◆ **Short task**: Restate the whole of the material. Keep every word, and drop the pictures.
------------
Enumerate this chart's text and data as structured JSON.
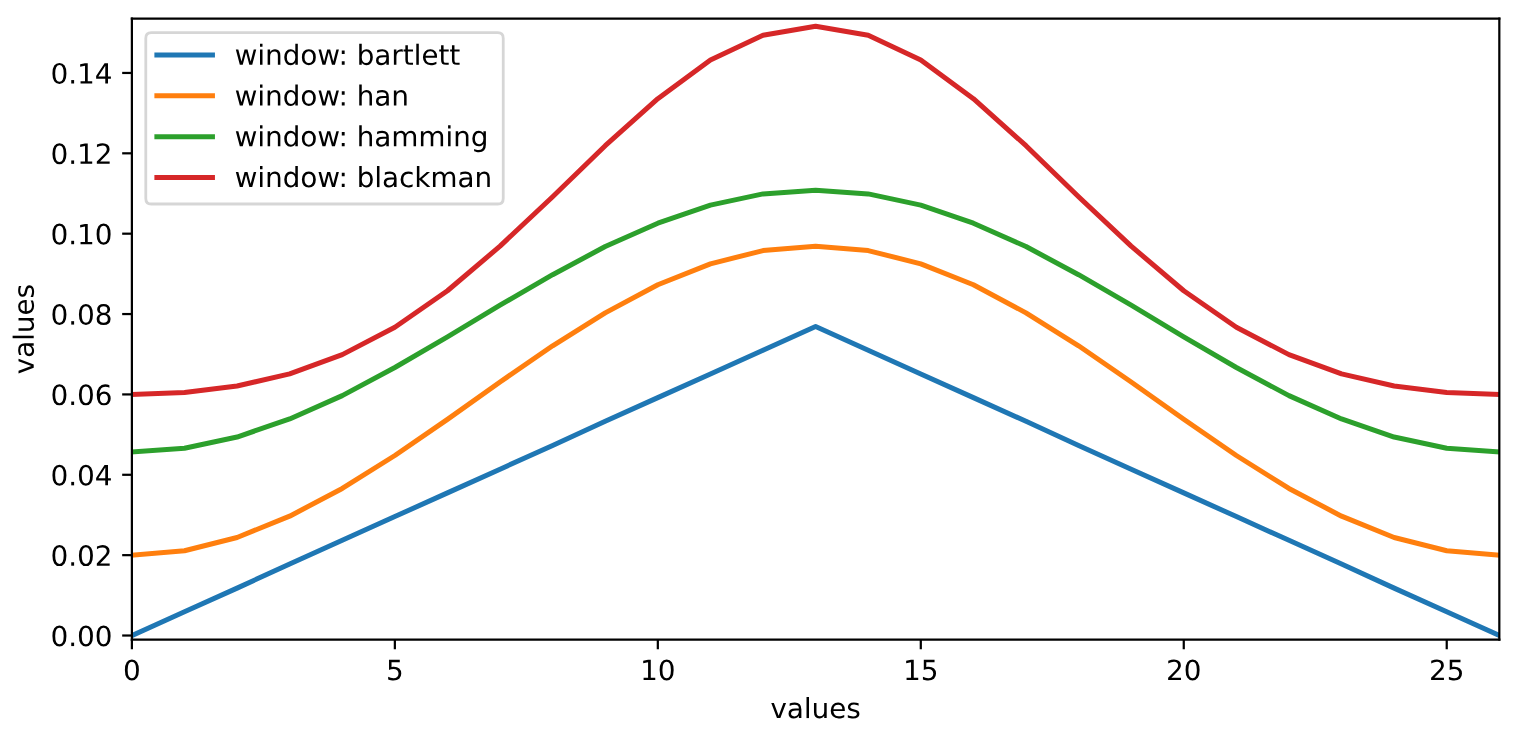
{
  "chart_data": {
    "type": "line",
    "xlabel": "values",
    "ylabel": "values",
    "x": [
      0,
      1,
      2,
      3,
      4,
      5,
      6,
      7,
      8,
      9,
      10,
      11,
      12,
      13,
      14,
      15,
      16,
      17,
      18,
      19,
      20,
      21,
      22,
      23,
      24,
      25,
      26
    ],
    "series": [
      {
        "name": "window: bartlett",
        "color": "#1f77b4",
        "values": [
          0,
          0.0059,
          0.0118,
          0.0178,
          0.0237,
          0.0296,
          0.0355,
          0.0414,
          0.0473,
          0.0533,
          0.0592,
          0.0651,
          0.071,
          0.0769,
          0.071,
          0.0651,
          0.0592,
          0.0533,
          0.0473,
          0.0414,
          0.0355,
          0.0296,
          0.0237,
          0.0178,
          0.0118,
          0.0059,
          0
        ]
      },
      {
        "name": "window: han",
        "color": "#ff7f0e",
        "values": [
          0.02,
          0.0211,
          0.0244,
          0.0297,
          0.0366,
          0.0448,
          0.0538,
          0.0631,
          0.0721,
          0.0803,
          0.0873,
          0.0925,
          0.0958,
          0.0969,
          0.0958,
          0.0925,
          0.0873,
          0.0803,
          0.0721,
          0.0631,
          0.0538,
          0.0448,
          0.0366,
          0.0297,
          0.0244,
          0.0211,
          0.02
        ]
      },
      {
        "name": "window: hamming",
        "color": "#2ca02c",
        "values": [
          0.0457,
          0.0466,
          0.0494,
          0.0539,
          0.0597,
          0.0667,
          0.0743,
          0.0822,
          0.0898,
          0.0968,
          0.1026,
          0.1071,
          0.1099,
          0.1108,
          0.1099,
          0.1071,
          0.1026,
          0.0968,
          0.0898,
          0.0822,
          0.0743,
          0.0667,
          0.0597,
          0.0539,
          0.0494,
          0.0466,
          0.0457
        ]
      },
      {
        "name": "window: blackman",
        "color": "#d62728",
        "values": [
          0.06,
          0.0605,
          0.0621,
          0.0651,
          0.0699,
          0.0767,
          0.0858,
          0.0969,
          0.1092,
          0.1219,
          0.1336,
          0.1432,
          0.1494,
          0.1516,
          0.1494,
          0.1432,
          0.1336,
          0.1219,
          0.1092,
          0.0969,
          0.0858,
          0.0767,
          0.0699,
          0.0651,
          0.0621,
          0.0605,
          0.06
        ]
      }
    ],
    "xlim": [
      0,
      26
    ],
    "xticks": [
      0,
      5,
      10,
      15,
      20,
      25
    ],
    "ylim": [
      -0.001,
      0.1535
    ],
    "yticks": [
      {
        "value": 0,
        "label": "0.00"
      },
      {
        "value": 0.02,
        "label": "0.02"
      },
      {
        "value": 0.04,
        "label": "0.04"
      },
      {
        "value": 0.06,
        "label": "0.06"
      },
      {
        "value": 0.08,
        "label": "0.08"
      },
      {
        "value": 0.1,
        "label": "0.10"
      },
      {
        "value": 0.12,
        "label": "0.12"
      },
      {
        "value": 0.14,
        "label": "0.14"
      }
    ],
    "legend": "top left",
    "grid": false,
    "marker": "none",
    "line_style": "solid"
  }
}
------------
◆ **Answer to this task**:
Enumerate this chart's text and data as structured JSON.
{
  "chart_data": {
    "type": "line",
    "xlabel": "values",
    "ylabel": "values",
    "x": [
      0,
      1,
      2,
      3,
      4,
      5,
      6,
      7,
      8,
      9,
      10,
      11,
      12,
      13,
      14,
      15,
      16,
      17,
      18,
      19,
      20,
      21,
      22,
      23,
      24,
      25,
      26
    ],
    "series": [
      {
        "name": "window: bartlett",
        "color": "#1f77b4",
        "values": [
          0,
          0.0059,
          0.0118,
          0.0178,
          0.0237,
          0.0296,
          0.0355,
          0.0414,
          0.0473,
          0.0533,
          0.0592,
          0.0651,
          0.071,
          0.0769,
          0.071,
          0.0651,
          0.0592,
          0.0533,
          0.0473,
          0.0414,
          0.0355,
          0.0296,
          0.0237,
          0.0178,
          0.0118,
          0.0059,
          0
        ]
      },
      {
        "name": "window: han",
        "color": "#ff7f0e",
        "values": [
          0.02,
          0.0211,
          0.0244,
          0.0297,
          0.0366,
          0.0448,
          0.0538,
          0.0631,
          0.0721,
          0.0803,
          0.0873,
          0.0925,
          0.0958,
          0.0969,
          0.0958,
          0.0925,
          0.0873,
          0.0803,
          0.0721,
          0.0631,
          0.0538,
          0.0448,
          0.0366,
          0.0297,
          0.0244,
          0.0211,
          0.02
        ]
      },
      {
        "name": "window: hamming",
        "color": "#2ca02c",
        "values": [
          0.0457,
          0.0466,
          0.0494,
          0.0539,
          0.0597,
          0.0667,
          0.0743,
          0.0822,
          0.0898,
          0.0968,
          0.1026,
          0.1071,
          0.1099,
          0.1108,
          0.1099,
          0.1071,
          0.1026,
          0.0968,
          0.0898,
          0.0822,
          0.0743,
          0.0667,
          0.0597,
          0.0539,
          0.0494,
          0.0466,
          0.0457
        ]
      },
      {
        "name": "window: blackman",
        "color": "#d62728",
        "values": [
          0.06,
          0.0605,
          0.0621,
          0.0651,
          0.0699,
          0.0767,
          0.0858,
          0.0969,
          0.1092,
          0.1219,
          0.1336,
          0.1432,
          0.1494,
          0.1516,
          0.1494,
          0.1432,
          0.1336,
          0.1219,
          0.1092,
          0.0969,
          0.0858,
          0.0767,
          0.0699,
          0.0651,
          0.0621,
          0.0605,
          0.06
        ]
      }
    ],
    "xlim": [
      0,
      26
    ],
    "xticks": [
      0,
      5,
      10,
      15,
      20,
      25
    ],
    "ylim": [
      -0.001,
      0.1535
    ],
    "yticks": [
      {
        "value": 0,
        "label": "0.00"
      },
      {
        "value": 0.02,
        "label": "0.02"
      },
      {
        "value": 0.04,
        "label": "0.04"
      },
      {
        "value": 0.06,
        "label": "0.06"
      },
      {
        "value": 0.08,
        "label": "0.08"
      },
      {
        "value": 0.1,
        "label": "0.10"
      },
      {
        "value": 0.12,
        "label": "0.12"
      },
      {
        "value": 0.14,
        "label": "0.14"
      }
    ],
    "legend": "top left",
    "grid": false,
    "marker": "none",
    "line_style": "solid"
  }
}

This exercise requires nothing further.